◆ **Exercise goal**:
Print every line of the items below character for character, leaving out the pictures.

>> Begin Records for the exercise

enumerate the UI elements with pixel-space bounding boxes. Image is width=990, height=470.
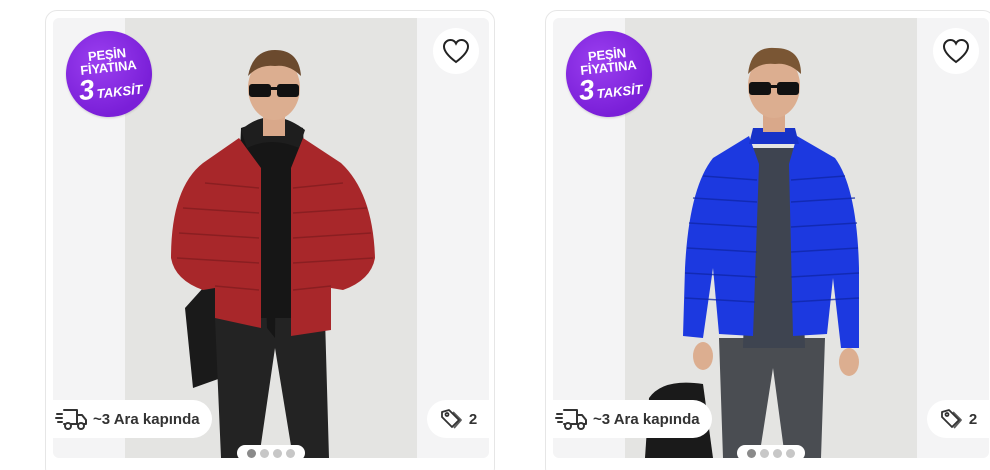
- promo-badge-installments: 3 TAKSİT: [577, 71, 644, 106]
- image-dot[interactable]: [286, 448, 295, 458]
- product-card[interactable]: PEŞİN FİYATINA 3 TAKSİT ~3 Ara kapında 2: [45, 10, 495, 470]
- promo-badge-installments: 3 TAKSİT: [77, 71, 144, 106]
- delivery-truck-icon: [555, 409, 587, 430]
- promo-badge-word: TAKSİT: [95, 81, 144, 101]
- product-grid: PEŞİN FİYATINA 3 TAKSİT ~3 Ara kapında 2…: [0, 0, 990, 470]
- image-dot[interactable]: [260, 448, 269, 458]
- color-variants-button[interactable]: 2: [927, 400, 989, 438]
- image-pagination: [737, 445, 805, 458]
- image-dot[interactable]: [273, 448, 282, 458]
- color-variant-count: 2: [468, 410, 478, 428]
- heart-icon: [942, 38, 970, 64]
- delivery-info: ~3 Ara kapında: [53, 400, 212, 438]
- image-dot[interactable]: [760, 448, 769, 458]
- favorite-button[interactable]: [433, 28, 479, 74]
- color-variants-button[interactable]: 2: [427, 400, 489, 438]
- delivery-truck-icon: [55, 409, 87, 430]
- delivery-text: ~3 Ara kapında: [93, 410, 200, 428]
- price-tag-icon: [440, 409, 462, 429]
- product-image[interactable]: PEŞİN FİYATINA 3 TAKSİT ~3 Ara kapında 2: [53, 18, 489, 458]
- product-card[interactable]: PEŞİN FİYATINA 3 TAKSİT ~3 Ara kapında 2: [545, 10, 990, 470]
- image-dot[interactable]: [773, 448, 782, 458]
- image-dot[interactable]: [247, 448, 256, 458]
- image-dot[interactable]: [786, 448, 795, 458]
- delivery-info: ~3 Ara kapında: [553, 400, 712, 438]
- promo-badge-number: 3: [77, 73, 96, 106]
- promo-badge-number: 3: [577, 73, 596, 106]
- favorite-button[interactable]: [933, 28, 979, 74]
- image-pagination: [237, 445, 305, 458]
- color-variant-count: 2: [968, 410, 978, 428]
- price-tag-icon: [940, 409, 962, 429]
- delivery-text: ~3 Ara kapında: [593, 410, 700, 428]
- heart-icon: [442, 38, 470, 64]
- product-image[interactable]: PEŞİN FİYATINA 3 TAKSİT ~3 Ara kapında 2: [553, 18, 989, 458]
- promo-badge-word: TAKSİT: [595, 81, 644, 101]
- image-dot[interactable]: [747, 448, 756, 458]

>> End Records for the exercise

◆ **Complete answer**:
enumerate the UI elements with pixel-space bounding boxes. Image is width=990, height=470.
- promo-badge-installments: 3 TAKSİT: [577, 71, 644, 106]
- image-dot[interactable]: [286, 448, 295, 458]
- product-card[interactable]: PEŞİN FİYATINA 3 TAKSİT ~3 Ara kapında 2: [45, 10, 495, 470]
- promo-badge-installments: 3 TAKSİT: [77, 71, 144, 106]
- delivery-truck-icon: [555, 409, 587, 430]
- promo-badge-word: TAKSİT: [95, 81, 144, 101]
- product-grid: PEŞİN FİYATINA 3 TAKSİT ~3 Ara kapında 2…: [0, 0, 990, 470]
- image-dot[interactable]: [260, 448, 269, 458]
- color-variants-button[interactable]: 2: [927, 400, 989, 438]
- image-pagination: [737, 445, 805, 458]
- image-dot[interactable]: [273, 448, 282, 458]
- color-variant-count: 2: [468, 410, 478, 428]
- heart-icon: [942, 38, 970, 64]
- delivery-info: ~3 Ara kapında: [53, 400, 212, 438]
- image-dot[interactable]: [760, 448, 769, 458]
- favorite-button[interactable]: [433, 28, 479, 74]
- color-variants-button[interactable]: 2: [427, 400, 489, 438]
- delivery-truck-icon: [55, 409, 87, 430]
- delivery-text: ~3 Ara kapında: [93, 410, 200, 428]
- price-tag-icon: [440, 409, 462, 429]
- product-image[interactable]: PEŞİN FİYATINA 3 TAKSİT ~3 Ara kapında 2: [53, 18, 489, 458]
- product-card[interactable]: PEŞİN FİYATINA 3 TAKSİT ~3 Ara kapında 2: [545, 10, 990, 470]
- image-dot[interactable]: [773, 448, 782, 458]
- image-dot[interactable]: [247, 448, 256, 458]
- image-dot[interactable]: [786, 448, 795, 458]
- delivery-info: ~3 Ara kapında: [553, 400, 712, 438]
- promo-badge-number: 3: [77, 73, 96, 106]
- promo-badge-number: 3: [577, 73, 596, 106]
- favorite-button[interactable]: [933, 28, 979, 74]
- image-pagination: [237, 445, 305, 458]
- color-variant-count: 2: [968, 410, 978, 428]
- price-tag-icon: [940, 409, 962, 429]
- delivery-text: ~3 Ara kapında: [593, 410, 700, 428]
- heart-icon: [442, 38, 470, 64]
- product-image[interactable]: PEŞİN FİYATINA 3 TAKSİT ~3 Ara kapında 2: [553, 18, 989, 458]
- promo-badge-word: TAKSİT: [595, 81, 644, 101]
- image-dot[interactable]: [747, 448, 756, 458]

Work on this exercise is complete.